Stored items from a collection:

>> BEGIN

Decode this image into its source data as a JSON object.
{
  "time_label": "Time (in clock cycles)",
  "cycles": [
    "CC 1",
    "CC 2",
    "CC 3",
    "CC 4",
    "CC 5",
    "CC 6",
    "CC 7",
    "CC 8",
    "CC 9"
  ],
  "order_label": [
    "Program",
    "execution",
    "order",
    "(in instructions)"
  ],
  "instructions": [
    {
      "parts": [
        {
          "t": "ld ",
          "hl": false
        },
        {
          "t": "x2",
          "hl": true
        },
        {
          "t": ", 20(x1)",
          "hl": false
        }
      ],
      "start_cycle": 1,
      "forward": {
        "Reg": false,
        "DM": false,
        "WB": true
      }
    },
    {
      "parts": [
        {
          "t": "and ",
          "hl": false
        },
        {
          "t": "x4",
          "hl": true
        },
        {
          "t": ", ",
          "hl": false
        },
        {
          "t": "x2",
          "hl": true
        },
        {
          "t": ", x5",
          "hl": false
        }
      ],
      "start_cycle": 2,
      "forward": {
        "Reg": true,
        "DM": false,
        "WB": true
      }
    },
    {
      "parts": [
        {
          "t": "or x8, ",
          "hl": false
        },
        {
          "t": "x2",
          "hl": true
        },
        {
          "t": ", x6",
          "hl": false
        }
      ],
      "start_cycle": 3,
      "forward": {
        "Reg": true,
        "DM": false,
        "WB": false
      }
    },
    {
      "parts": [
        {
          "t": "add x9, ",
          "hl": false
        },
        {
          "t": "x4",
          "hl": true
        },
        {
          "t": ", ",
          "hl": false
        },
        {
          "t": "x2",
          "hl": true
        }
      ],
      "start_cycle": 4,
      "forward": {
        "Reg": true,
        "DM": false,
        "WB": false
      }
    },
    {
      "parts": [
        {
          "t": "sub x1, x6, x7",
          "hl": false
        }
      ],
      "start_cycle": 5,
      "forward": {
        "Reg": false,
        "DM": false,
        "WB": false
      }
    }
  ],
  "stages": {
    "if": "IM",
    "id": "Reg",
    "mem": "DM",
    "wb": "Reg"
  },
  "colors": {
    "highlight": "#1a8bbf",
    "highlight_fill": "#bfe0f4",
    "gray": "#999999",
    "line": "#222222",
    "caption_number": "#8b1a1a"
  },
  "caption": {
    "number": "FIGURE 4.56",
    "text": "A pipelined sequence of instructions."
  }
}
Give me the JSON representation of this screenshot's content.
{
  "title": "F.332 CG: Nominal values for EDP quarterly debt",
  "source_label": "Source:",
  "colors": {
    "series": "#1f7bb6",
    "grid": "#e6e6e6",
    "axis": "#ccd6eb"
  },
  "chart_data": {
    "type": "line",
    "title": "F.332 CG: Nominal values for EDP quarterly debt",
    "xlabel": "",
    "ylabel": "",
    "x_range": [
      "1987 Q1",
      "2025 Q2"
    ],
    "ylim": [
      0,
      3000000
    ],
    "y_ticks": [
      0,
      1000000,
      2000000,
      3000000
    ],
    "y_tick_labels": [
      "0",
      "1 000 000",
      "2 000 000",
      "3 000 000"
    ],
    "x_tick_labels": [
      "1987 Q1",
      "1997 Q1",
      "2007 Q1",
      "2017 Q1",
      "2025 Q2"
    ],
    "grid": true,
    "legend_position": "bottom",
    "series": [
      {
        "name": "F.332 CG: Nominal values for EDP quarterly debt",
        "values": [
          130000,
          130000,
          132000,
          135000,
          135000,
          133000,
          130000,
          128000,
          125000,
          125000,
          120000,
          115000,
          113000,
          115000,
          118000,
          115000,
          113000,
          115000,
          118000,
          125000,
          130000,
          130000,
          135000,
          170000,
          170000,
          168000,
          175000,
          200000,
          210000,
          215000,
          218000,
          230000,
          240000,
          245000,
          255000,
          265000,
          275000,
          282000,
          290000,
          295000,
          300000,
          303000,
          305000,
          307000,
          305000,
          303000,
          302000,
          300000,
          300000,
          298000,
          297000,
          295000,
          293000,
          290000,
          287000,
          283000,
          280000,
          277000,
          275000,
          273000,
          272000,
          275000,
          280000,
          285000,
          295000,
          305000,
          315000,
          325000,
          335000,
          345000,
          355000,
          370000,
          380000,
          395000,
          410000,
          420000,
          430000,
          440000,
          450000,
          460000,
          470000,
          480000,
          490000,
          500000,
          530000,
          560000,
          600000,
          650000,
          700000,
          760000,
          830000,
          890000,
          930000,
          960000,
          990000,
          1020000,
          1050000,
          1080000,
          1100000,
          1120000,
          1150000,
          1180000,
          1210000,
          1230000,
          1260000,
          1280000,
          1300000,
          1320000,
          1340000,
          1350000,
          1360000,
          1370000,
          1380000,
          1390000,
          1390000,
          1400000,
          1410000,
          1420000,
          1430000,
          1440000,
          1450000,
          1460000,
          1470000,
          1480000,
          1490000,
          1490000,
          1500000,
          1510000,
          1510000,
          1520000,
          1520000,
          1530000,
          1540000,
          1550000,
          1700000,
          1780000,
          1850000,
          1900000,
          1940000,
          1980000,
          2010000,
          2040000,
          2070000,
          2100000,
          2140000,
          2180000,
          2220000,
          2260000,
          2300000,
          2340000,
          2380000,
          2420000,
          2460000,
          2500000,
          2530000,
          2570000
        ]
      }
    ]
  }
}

>> END

▸ **Aim**:
Write the listing out again, exactly as shown above.

▸ **Written solution**:
Decode this image into its source data as a JSON object.
{
  "time_label": "Time (in clock cycles)",
  "cycles": [
    "CC 1",
    "CC 2",
    "CC 3",
    "CC 4",
    "CC 5",
    "CC 6",
    "CC 7",
    "CC 8",
    "CC 9"
  ],
  "order_label": [
    "Program",
    "execution",
    "order",
    "(in instructions)"
  ],
  "instructions": [
    {
      "parts": [
        {
          "t": "ld ",
          "hl": false
        },
        {
          "t": "x2",
          "hl": true
        },
        {
          "t": ", 20(x1)",
          "hl": false
        }
      ],
      "start_cycle": 1,
      "forward": {
        "Reg": false,
        "DM": false,
        "WB": true
      }
    },
    {
      "parts": [
        {
          "t": "and ",
          "hl": false
        },
        {
          "t": "x4",
          "hl": true
        },
        {
          "t": ", ",
          "hl": false
        },
        {
          "t": "x2",
          "hl": true
        },
        {
          "t": ", x5",
          "hl": false
        }
      ],
      "start_cycle": 2,
      "forward": {
        "Reg": true,
        "DM": false,
        "WB": true
      }
    },
    {
      "parts": [
        {
          "t": "or x8, ",
          "hl": false
        },
        {
          "t": "x2",
          "hl": true
        },
        {
          "t": ", x6",
          "hl": false
        }
      ],
      "start_cycle": 3,
      "forward": {
        "Reg": true,
        "DM": false,
        "WB": false
      }
    },
    {
      "parts": [
        {
          "t": "add x9, ",
          "hl": false
        },
        {
          "t": "x4",
          "hl": true
        },
        {
          "t": ", ",
          "hl": false
        },
        {
          "t": "x2",
          "hl": true
        }
      ],
      "start_cycle": 4,
      "forward": {
        "Reg": true,
        "DM": false,
        "WB": false
      }
    },
    {
      "parts": [
        {
          "t": "sub x1, x6, x7",
          "hl": false
        }
      ],
      "start_cycle": 5,
      "forward": {
        "Reg": false,
        "DM": false,
        "WB": false
      }
    }
  ],
  "stages": {
    "if": "IM",
    "id": "Reg",
    "mem": "DM",
    "wb": "Reg"
  },
  "colors": {
    "highlight": "#1a8bbf",
    "highlight_fill": "#bfe0f4",
    "gray": "#999999",
    "line": "#222222",
    "caption_number": "#8b1a1a"
  },
  "caption": {
    "number": "FIGURE 4.56",
    "text": "A pipelined sequence of instructions."
  }
}
Give me the JSON representation of this screenshot's content.
{
  "title": "F.332 CG: Nominal values for EDP quarterly debt",
  "source_label": "Source:",
  "colors": {
    "series": "#1f7bb6",
    "grid": "#e6e6e6",
    "axis": "#ccd6eb"
  },
  "chart_data": {
    "type": "line",
    "title": "F.332 CG: Nominal values for EDP quarterly debt",
    "xlabel": "",
    "ylabel": "",
    "x_range": [
      "1987 Q1",
      "2025 Q2"
    ],
    "ylim": [
      0,
      3000000
    ],
    "y_ticks": [
      0,
      1000000,
      2000000,
      3000000
    ],
    "y_tick_labels": [
      "0",
      "1 000 000",
      "2 000 000",
      "3 000 000"
    ],
    "x_tick_labels": [
      "1987 Q1",
      "1997 Q1",
      "2007 Q1",
      "2017 Q1",
      "2025 Q2"
    ],
    "grid": true,
    "legend_position": "bottom",
    "series": [
      {
        "name": "F.332 CG: Nominal values for EDP quarterly debt",
        "values": [
          130000,
          130000,
          132000,
          135000,
          135000,
          133000,
          130000,
          128000,
          125000,
          125000,
          120000,
          115000,
          113000,
          115000,
          118000,
          115000,
          113000,
          115000,
          118000,
          125000,
          130000,
          130000,
          135000,
          170000,
          170000,
          168000,
          175000,
          200000,
          210000,
          215000,
          218000,
          230000,
          240000,
          245000,
          255000,
          265000,
          275000,
          282000,
          290000,
          295000,
          300000,
          303000,
          305000,
          307000,
          305000,
          303000,
          302000,
          300000,
          300000,
          298000,
          297000,
          295000,
          293000,
          290000,
          287000,
          283000,
          280000,
          277000,
          275000,
          273000,
          272000,
          275000,
          280000,
          285000,
          295000,
          305000,
          315000,
          325000,
          335000,
          345000,
          355000,
          370000,
          380000,
          395000,
          410000,
          420000,
          430000,
          440000,
          450000,
          460000,
          470000,
          480000,
          490000,
          500000,
          530000,
          560000,
          600000,
          650000,
          700000,
          760000,
          830000,
          890000,
          930000,
          960000,
          990000,
          1020000,
          1050000,
          1080000,
          1100000,
          1120000,
          1150000,
          1180000,
          1210000,
          1230000,
          1260000,
          1280000,
          1300000,
          1320000,
          1340000,
          1350000,
          1360000,
          1370000,
          1380000,
          1390000,
          1390000,
          1400000,
          1410000,
          1420000,
          1430000,
          1440000,
          1450000,
          1460000,
          1470000,
          1480000,
          1490000,
          1490000,
          1500000,
          1510000,
          1510000,
          1520000,
          1520000,
          1530000,
          1540000,
          1550000,
          1700000,
          1780000,
          1850000,
          1900000,
          1940000,
          1980000,
          2010000,
          2040000,
          2070000,
          2100000,
          2140000,
          2180000,
          2220000,
          2260000,
          2300000,
          2340000,
          2380000,
          2420000,
          2460000,
          2500000,
          2530000,
          2570000
        ]
      }
    ]
  }
}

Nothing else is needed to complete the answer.